╔══

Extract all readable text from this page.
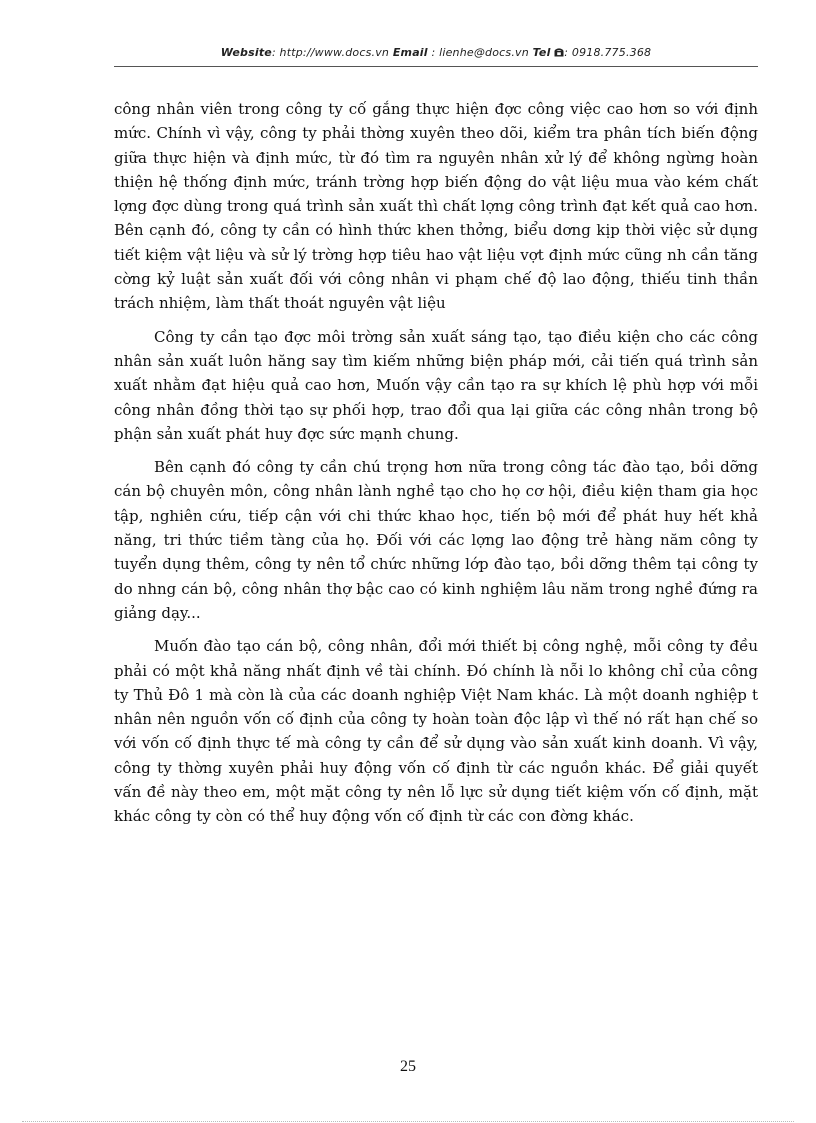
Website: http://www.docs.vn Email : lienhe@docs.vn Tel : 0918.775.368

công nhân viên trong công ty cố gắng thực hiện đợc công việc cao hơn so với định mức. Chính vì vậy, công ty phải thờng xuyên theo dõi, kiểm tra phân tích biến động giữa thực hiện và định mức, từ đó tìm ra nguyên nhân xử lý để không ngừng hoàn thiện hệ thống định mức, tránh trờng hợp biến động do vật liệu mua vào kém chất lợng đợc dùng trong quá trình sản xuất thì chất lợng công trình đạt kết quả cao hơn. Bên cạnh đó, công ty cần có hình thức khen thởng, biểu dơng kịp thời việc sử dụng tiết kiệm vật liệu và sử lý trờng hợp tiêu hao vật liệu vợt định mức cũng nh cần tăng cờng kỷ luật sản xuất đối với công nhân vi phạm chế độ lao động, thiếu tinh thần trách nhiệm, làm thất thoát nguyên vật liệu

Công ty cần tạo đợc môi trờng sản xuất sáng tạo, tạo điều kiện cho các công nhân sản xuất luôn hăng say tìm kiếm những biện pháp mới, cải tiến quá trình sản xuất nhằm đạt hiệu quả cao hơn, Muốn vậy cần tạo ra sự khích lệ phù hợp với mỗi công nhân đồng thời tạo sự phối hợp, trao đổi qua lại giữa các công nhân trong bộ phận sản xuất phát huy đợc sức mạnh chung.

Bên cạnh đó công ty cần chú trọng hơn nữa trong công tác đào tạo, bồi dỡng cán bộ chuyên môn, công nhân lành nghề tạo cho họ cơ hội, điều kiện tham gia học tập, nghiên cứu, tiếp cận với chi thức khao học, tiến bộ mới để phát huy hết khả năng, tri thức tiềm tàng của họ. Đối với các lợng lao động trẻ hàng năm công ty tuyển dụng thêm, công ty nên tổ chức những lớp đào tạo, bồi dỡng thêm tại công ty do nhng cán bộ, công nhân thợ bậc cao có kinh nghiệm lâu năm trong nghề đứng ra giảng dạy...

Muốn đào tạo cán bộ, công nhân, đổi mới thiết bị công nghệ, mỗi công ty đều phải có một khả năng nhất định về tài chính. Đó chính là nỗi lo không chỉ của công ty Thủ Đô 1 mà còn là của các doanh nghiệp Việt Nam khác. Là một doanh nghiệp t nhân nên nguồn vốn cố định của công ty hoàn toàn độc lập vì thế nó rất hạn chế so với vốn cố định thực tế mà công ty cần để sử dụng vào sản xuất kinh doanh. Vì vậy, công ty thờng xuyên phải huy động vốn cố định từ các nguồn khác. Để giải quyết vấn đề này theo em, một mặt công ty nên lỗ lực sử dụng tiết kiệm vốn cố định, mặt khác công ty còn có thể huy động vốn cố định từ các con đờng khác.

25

╚══
╔══

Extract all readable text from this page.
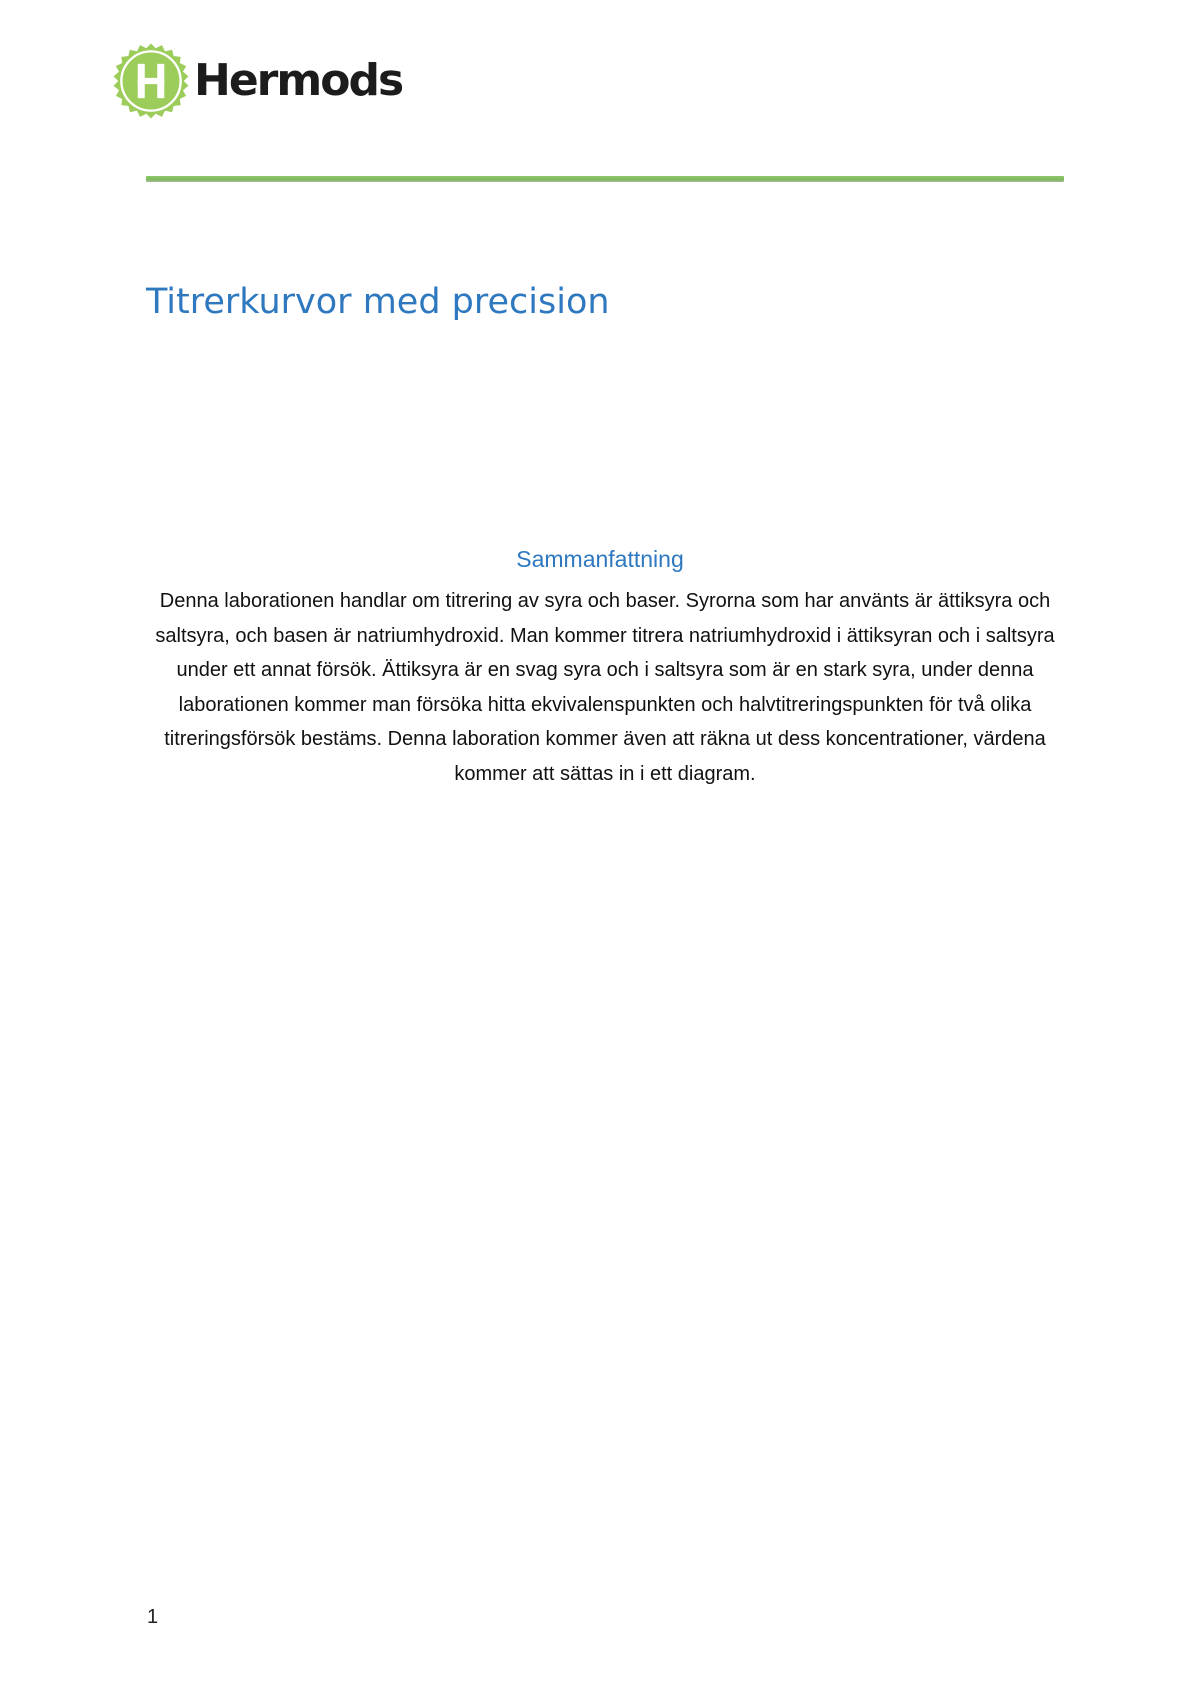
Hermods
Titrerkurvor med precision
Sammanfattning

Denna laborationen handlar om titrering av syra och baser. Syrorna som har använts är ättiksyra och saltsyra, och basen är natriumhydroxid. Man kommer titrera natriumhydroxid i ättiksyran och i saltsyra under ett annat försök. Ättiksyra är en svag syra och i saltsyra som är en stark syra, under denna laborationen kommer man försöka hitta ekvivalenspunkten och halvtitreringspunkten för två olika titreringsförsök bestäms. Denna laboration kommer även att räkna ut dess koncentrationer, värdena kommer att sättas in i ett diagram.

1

╚══

**The task**
For each line above that contains the word "tiết", copy that line.

**Solution for this task**
công nhân viên trong công ty cố gắng thực hiện đợc công việc cao hơn so với định mức. Chính vì vậy, công ty phải thờng xuyên theo dõi, kiểm tra phân tích biến động giữa thực hiện và định mức, từ đó tìm ra nguyên nhân xử lý để không ngừng hoàn thiện hệ thống định mức, tránh trờng hợp biến động do vật liệu mua vào kém chất lợng đợc dùng trong quá trình sản xuất thì chất lợng công trình đạt kết quả cao hơn. Bên cạnh đó, công ty cần có hình thức khen thởng, biểu dơng kịp thời việc sử dụng tiết kiệm vật liệu và sử lý trờng hợp tiêu hao vật liệu vợt định mức cũng nh cần tăng cờng kỷ luật sản xuất đối với công nhân vi phạm chế độ lao động, thiếu tinh thần trách nhiệm, làm thất thoát nguyên vật liệu
Muốn đào tạo cán bộ, công nhân, đổi mới thiết bị công nghệ, mỗi công ty đều phải có một khả năng nhất định về tài chính. Đó chính là nỗi lo không chỉ của công ty Thủ Đô 1 mà còn là của các doanh nghiệp Việt Nam khác. Là một doanh nghiệp t nhân nên nguồn vốn cố định của công ty hoàn toàn độc lập vì thế nó rất hạn chế so với vốn cố định thực tế mà công ty cần để sử dụng vào sản xuất kinh doanh. Vì vậy, công ty thờng xuyên phải huy động vốn cố định từ các nguồn khác. Để giải quyết vấn đề này theo em, một mặt công ty nên lỗ lực sử dụng tiết kiệm vốn cố định, mặt khác công ty còn có thể huy động vốn cố định từ các con đờng khác.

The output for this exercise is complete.